### Short exercise:
Go through the listing below and gather every line with the word "клиентами".

### Records for processing:
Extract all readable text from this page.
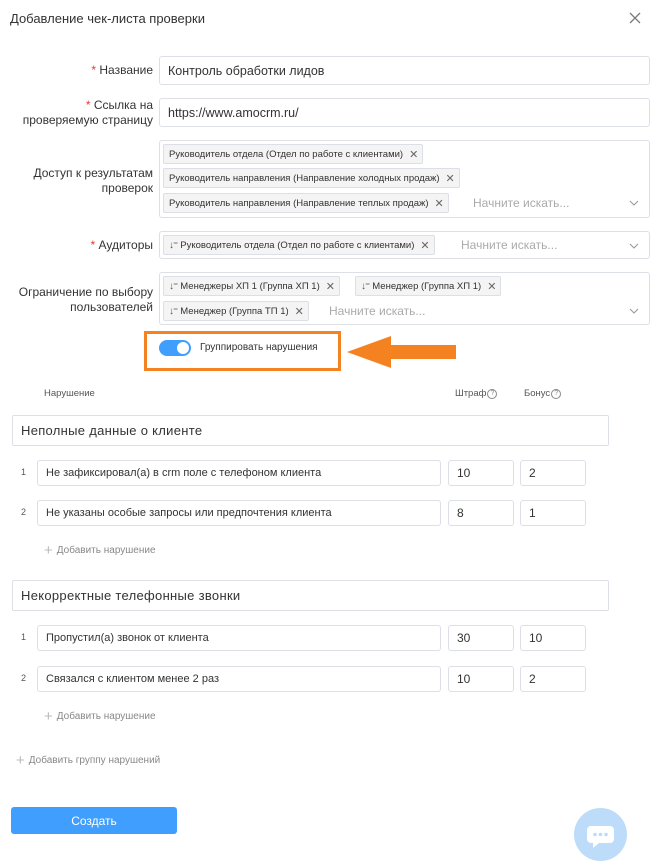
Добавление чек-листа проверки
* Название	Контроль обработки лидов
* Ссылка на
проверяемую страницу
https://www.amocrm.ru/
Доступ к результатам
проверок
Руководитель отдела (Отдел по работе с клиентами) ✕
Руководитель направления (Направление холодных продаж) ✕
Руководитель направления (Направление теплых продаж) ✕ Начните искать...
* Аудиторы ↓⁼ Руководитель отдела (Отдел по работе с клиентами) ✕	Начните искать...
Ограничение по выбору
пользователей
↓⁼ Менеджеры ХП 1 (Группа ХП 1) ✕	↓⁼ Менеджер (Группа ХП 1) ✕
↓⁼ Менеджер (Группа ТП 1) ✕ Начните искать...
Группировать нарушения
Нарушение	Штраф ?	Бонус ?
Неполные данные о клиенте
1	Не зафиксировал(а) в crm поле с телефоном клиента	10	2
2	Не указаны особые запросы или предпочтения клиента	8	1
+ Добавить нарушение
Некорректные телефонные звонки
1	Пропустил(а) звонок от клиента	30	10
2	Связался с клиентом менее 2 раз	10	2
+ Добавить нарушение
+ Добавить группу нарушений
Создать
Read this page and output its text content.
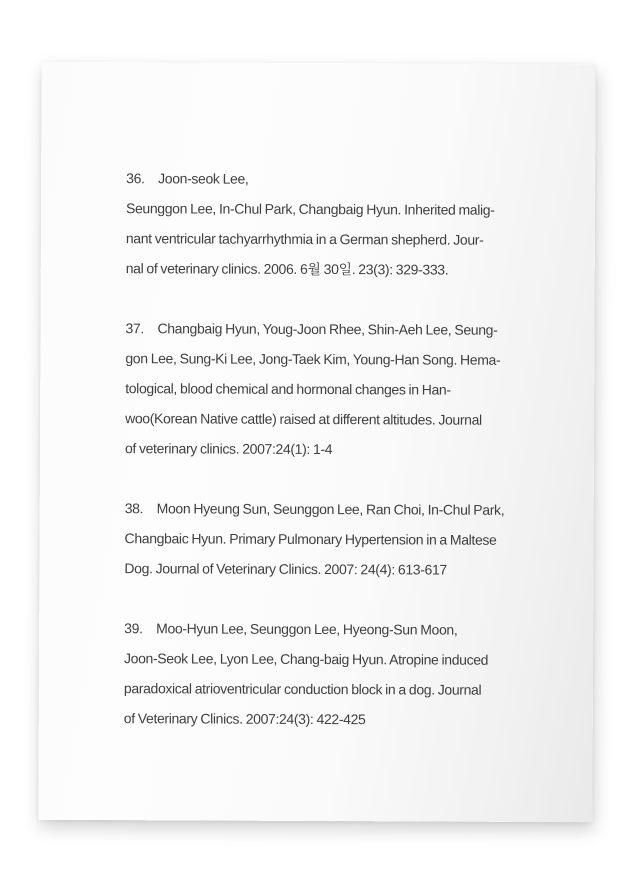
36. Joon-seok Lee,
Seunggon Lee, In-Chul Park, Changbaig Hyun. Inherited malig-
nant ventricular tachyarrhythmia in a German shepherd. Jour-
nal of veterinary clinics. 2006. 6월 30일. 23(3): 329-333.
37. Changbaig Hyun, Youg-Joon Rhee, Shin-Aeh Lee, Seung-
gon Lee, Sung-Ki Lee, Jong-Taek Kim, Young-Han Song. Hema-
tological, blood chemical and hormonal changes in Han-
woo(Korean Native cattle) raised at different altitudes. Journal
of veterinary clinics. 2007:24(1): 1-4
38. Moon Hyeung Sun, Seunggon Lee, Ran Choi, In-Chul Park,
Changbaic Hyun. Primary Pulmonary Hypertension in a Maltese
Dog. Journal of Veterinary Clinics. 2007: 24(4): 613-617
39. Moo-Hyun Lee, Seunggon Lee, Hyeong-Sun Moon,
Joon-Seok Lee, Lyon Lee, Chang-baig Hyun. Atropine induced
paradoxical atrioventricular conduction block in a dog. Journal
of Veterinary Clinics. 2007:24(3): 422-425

### Result of the task:
Руководитель отдела (Отдел по работе с клиентами) ✕
* Аудиторы ↓⁼ Руководитель отдела (Отдел по работе с клиентами) ✕	Начните искать...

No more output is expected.